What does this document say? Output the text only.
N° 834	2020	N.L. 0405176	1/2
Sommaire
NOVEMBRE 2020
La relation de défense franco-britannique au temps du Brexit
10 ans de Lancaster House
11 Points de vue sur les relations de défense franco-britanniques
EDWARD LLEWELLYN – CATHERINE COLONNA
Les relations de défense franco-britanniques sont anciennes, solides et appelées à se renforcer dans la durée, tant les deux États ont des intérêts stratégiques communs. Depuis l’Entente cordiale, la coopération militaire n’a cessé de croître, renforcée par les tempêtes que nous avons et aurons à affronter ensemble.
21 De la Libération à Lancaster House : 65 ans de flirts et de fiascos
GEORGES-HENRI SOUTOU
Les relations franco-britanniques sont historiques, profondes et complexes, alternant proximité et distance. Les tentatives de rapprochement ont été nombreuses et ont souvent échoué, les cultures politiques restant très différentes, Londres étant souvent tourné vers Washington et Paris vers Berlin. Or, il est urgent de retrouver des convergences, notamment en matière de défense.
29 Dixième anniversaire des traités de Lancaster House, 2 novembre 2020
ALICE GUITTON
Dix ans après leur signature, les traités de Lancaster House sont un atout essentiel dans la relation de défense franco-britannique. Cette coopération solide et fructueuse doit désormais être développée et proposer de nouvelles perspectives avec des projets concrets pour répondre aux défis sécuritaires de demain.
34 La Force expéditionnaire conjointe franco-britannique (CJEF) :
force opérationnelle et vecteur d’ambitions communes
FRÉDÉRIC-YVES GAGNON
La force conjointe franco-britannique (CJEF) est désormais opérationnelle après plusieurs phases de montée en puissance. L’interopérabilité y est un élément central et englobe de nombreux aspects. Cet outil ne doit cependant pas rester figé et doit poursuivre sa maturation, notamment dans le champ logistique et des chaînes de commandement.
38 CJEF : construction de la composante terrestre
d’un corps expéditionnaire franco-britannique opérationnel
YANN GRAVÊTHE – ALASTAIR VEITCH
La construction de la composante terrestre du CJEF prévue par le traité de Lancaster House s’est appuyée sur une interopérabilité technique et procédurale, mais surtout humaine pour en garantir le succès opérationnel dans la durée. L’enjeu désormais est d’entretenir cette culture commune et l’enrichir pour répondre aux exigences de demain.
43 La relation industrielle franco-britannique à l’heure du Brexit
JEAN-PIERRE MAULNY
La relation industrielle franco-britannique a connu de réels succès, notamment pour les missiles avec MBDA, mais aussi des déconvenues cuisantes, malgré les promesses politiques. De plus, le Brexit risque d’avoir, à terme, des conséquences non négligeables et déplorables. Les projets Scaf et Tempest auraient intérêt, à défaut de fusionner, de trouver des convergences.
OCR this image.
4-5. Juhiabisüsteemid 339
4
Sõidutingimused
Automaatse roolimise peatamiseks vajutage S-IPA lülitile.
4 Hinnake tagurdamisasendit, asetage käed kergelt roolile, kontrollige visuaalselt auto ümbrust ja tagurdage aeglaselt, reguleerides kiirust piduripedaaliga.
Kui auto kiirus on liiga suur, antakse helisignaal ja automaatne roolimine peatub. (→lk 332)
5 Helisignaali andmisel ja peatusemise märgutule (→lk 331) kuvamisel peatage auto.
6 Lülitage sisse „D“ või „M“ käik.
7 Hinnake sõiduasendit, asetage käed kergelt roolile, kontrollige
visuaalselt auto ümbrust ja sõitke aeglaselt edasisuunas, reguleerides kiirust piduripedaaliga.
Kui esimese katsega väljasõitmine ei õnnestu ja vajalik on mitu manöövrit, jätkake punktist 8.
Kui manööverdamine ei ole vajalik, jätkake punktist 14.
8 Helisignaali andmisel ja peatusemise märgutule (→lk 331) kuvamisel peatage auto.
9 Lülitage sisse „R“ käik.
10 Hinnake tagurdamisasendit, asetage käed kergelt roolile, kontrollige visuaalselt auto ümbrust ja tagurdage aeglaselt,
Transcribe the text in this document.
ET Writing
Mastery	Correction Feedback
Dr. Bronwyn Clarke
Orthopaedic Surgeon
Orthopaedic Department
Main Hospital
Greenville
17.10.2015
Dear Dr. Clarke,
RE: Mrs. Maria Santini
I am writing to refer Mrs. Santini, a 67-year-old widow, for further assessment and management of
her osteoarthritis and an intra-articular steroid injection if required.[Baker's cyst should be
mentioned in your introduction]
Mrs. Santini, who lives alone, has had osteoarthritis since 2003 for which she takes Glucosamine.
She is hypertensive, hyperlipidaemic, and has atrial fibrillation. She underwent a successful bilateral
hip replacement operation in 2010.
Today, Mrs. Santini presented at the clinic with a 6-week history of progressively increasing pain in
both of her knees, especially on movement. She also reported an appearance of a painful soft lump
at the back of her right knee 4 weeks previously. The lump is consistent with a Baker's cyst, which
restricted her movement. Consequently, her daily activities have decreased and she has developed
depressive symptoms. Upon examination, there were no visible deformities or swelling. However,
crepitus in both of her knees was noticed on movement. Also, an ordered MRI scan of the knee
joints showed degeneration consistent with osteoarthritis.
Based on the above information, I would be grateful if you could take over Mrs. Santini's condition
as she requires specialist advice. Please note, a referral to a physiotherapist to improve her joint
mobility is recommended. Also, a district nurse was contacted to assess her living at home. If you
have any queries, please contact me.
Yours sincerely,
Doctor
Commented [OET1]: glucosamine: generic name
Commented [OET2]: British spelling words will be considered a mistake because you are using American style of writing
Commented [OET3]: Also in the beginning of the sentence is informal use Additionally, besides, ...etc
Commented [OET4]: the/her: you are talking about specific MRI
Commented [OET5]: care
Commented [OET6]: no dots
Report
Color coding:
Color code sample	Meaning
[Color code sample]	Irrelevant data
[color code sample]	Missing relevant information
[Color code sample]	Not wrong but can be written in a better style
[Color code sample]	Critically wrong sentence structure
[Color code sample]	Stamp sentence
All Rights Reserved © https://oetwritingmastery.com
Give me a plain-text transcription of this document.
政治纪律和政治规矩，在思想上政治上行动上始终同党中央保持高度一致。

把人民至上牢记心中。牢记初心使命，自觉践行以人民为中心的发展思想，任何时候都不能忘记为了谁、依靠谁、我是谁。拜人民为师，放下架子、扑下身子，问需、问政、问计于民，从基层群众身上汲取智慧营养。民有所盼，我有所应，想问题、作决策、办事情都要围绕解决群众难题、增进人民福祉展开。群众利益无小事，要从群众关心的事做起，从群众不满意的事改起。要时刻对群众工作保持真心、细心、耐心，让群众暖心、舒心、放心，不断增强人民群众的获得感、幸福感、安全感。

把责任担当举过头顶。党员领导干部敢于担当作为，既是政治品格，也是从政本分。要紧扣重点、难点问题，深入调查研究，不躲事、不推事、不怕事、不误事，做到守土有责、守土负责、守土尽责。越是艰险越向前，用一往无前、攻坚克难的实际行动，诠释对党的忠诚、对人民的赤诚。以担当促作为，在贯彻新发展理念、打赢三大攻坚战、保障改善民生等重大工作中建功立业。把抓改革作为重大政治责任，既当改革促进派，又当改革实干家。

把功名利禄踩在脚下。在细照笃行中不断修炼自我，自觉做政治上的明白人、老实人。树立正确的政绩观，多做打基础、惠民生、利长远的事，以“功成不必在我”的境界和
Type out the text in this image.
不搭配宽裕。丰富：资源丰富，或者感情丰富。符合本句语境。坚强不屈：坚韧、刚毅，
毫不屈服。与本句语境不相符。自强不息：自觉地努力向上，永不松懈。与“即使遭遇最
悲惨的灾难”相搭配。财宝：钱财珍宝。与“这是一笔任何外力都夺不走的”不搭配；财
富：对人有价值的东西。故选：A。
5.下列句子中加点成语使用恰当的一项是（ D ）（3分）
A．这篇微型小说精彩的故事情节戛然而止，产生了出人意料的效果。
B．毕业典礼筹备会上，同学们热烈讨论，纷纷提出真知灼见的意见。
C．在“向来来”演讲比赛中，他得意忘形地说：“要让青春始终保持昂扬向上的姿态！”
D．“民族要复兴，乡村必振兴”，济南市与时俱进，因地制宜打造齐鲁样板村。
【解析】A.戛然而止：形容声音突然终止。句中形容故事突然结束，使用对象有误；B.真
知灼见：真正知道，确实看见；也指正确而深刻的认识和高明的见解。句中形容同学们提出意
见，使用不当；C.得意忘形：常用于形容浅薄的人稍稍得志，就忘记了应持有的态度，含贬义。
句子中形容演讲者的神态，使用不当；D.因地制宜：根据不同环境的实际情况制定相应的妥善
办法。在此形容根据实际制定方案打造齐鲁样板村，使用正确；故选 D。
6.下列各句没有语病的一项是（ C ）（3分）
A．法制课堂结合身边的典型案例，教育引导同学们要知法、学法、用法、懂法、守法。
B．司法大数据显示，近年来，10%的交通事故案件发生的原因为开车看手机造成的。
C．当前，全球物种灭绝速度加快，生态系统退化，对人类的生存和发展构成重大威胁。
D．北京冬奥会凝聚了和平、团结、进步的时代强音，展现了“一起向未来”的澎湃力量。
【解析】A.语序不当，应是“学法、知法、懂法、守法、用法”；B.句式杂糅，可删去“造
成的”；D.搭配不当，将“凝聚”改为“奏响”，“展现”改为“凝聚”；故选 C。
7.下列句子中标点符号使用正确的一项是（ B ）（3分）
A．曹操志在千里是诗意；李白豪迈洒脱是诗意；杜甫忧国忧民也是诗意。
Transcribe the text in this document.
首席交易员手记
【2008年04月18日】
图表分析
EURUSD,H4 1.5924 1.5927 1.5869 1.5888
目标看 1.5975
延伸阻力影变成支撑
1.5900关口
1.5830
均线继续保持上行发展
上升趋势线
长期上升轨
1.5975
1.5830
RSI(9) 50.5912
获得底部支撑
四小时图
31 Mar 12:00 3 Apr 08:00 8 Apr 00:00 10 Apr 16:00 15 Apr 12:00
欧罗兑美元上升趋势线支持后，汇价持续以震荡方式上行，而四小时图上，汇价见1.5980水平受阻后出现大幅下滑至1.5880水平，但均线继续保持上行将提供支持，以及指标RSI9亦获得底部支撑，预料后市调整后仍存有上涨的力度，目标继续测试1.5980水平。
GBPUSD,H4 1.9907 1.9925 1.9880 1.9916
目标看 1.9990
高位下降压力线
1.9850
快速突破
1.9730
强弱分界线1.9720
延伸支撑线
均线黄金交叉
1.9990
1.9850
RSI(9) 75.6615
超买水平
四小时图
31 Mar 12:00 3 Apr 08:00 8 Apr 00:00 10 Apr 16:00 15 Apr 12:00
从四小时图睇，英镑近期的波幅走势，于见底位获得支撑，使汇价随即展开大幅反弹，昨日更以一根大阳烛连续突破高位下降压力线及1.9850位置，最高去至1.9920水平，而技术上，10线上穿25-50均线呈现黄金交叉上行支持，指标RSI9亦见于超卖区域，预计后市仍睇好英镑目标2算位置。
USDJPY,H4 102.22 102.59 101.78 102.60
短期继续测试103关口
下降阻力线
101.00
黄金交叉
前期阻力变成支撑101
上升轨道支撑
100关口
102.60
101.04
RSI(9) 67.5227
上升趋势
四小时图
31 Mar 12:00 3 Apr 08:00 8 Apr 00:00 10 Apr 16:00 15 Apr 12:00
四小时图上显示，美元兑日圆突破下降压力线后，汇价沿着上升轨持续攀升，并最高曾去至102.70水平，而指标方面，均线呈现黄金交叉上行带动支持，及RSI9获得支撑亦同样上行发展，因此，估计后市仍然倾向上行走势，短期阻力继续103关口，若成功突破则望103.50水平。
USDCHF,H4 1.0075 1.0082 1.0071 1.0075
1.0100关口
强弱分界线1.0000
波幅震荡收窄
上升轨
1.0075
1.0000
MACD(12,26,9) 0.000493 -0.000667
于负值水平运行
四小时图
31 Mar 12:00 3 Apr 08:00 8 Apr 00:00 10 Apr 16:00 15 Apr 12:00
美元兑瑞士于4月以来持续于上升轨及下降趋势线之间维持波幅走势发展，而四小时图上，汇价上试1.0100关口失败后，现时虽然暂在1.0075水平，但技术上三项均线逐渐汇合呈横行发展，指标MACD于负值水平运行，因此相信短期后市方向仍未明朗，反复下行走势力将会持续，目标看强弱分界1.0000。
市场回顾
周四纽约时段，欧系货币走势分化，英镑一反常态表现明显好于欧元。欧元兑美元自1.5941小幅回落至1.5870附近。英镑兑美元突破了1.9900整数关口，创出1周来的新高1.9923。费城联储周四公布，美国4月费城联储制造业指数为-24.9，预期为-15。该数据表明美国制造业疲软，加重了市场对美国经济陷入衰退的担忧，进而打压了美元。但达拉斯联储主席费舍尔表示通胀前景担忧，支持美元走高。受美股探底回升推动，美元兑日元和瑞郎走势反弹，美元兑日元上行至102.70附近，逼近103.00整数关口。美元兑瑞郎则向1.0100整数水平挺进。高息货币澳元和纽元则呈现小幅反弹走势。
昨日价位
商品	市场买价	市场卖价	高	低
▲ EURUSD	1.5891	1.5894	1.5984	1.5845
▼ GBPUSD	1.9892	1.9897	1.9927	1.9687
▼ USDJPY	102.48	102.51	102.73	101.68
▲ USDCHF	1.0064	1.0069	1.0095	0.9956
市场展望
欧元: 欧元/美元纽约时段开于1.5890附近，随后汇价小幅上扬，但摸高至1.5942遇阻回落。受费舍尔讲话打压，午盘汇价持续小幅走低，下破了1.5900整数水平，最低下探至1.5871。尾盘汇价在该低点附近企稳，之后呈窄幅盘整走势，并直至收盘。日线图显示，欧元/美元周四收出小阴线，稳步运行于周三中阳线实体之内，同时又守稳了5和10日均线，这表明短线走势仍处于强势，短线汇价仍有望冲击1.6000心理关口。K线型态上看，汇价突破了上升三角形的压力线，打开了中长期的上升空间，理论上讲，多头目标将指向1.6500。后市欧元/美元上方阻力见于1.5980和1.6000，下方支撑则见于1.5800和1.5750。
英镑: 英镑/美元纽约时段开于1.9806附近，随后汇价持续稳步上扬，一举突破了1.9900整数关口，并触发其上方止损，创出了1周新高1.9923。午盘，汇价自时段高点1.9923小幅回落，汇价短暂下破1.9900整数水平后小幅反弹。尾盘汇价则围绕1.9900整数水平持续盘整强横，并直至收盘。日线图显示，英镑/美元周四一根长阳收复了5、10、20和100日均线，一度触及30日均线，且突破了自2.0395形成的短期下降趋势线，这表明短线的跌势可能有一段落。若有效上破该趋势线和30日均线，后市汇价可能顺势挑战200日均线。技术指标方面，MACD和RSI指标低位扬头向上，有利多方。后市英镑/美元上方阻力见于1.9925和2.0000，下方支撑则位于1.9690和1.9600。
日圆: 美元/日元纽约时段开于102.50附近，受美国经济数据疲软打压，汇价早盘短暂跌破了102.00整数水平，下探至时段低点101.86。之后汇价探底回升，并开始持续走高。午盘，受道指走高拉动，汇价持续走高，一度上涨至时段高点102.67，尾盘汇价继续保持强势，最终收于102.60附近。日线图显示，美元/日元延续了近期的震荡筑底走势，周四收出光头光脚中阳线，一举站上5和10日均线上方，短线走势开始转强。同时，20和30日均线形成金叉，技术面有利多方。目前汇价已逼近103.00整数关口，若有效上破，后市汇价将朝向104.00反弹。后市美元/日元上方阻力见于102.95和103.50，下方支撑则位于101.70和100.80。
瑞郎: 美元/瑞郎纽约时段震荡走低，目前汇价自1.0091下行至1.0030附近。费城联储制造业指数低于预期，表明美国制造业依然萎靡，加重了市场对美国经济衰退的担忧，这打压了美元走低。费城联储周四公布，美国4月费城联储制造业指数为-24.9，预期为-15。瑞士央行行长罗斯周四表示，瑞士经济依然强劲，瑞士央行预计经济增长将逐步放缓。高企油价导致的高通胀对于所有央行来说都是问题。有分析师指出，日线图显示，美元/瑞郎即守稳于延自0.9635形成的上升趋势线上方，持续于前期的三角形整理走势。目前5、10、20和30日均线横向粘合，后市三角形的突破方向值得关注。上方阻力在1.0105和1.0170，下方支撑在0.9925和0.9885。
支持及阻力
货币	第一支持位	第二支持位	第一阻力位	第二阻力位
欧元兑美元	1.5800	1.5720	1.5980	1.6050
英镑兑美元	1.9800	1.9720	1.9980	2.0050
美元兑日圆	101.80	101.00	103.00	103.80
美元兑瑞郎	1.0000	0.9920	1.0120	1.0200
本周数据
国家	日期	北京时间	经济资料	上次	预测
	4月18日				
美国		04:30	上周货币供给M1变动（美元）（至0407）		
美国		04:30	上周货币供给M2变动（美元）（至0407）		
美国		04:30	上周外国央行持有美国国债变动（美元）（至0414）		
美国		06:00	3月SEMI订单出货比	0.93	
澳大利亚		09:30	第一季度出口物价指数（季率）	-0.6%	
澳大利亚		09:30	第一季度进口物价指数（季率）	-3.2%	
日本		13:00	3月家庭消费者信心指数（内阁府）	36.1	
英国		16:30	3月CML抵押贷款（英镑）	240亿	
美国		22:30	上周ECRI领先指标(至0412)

____

→ **PROBLEM DESCRIPTION**
Search the records for the word "composante". Copy every line that has it.

→ **WRITTEN ANSWER**
38 CJEF : construction de la composante terrestre
La construction de la composante terrestre du CJEF prévue par le traité de Lancaster House s’est appuyée sur une interopérabilité technique et procédurale, mais surtout humaine pour en garantir le succès opérationnel dans la durée. L’enjeu désormais est d’entretenir cette culture commune et l’enrichir pour répondre aux exigences de demain.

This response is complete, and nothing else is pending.